_INPUT FOR THIS TASK_.
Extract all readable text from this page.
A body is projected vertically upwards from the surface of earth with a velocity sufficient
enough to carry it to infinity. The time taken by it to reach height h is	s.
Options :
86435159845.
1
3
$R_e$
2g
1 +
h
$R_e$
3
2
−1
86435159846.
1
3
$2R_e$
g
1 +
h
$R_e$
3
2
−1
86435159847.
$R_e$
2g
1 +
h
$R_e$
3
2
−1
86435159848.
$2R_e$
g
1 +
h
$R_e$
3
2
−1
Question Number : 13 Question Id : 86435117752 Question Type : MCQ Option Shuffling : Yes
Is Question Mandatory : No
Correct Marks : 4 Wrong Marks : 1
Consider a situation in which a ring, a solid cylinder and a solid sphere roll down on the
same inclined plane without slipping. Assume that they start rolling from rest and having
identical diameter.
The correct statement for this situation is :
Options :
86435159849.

_WHAT TO PRODUCE_.
Copy all the records above precisely.

_SOLUTION BELOW_.
Extract all readable text from this page.
A body is projected vertically upwards from the surface of earth with a velocity sufficient
enough to carry it to infinity. The time taken by it to reach height h is	s.
Options :
86435159845.
1
3
$R_e$
2g
1 +
h
$R_e$
3
2
−1
86435159846.
1
3
$2R_e$
g
1 +
h
$R_e$
3
2
−1
86435159847.
$R_e$
2g
1 +
h
$R_e$
3
2
−1
86435159848.
$2R_e$
g
1 +
h
$R_e$
3
2
−1
Question Number : 13 Question Id : 86435117752 Question Type : MCQ Option Shuffling : Yes
Is Question Mandatory : No
Correct Marks : 4 Wrong Marks : 1
Consider a situation in which a ring, a solid cylinder and a solid sphere roll down on the
same inclined plane without slipping. Assume that they start rolling from rest and having
identical diameter.
The correct statement for this situation is :
Options :
86435159849.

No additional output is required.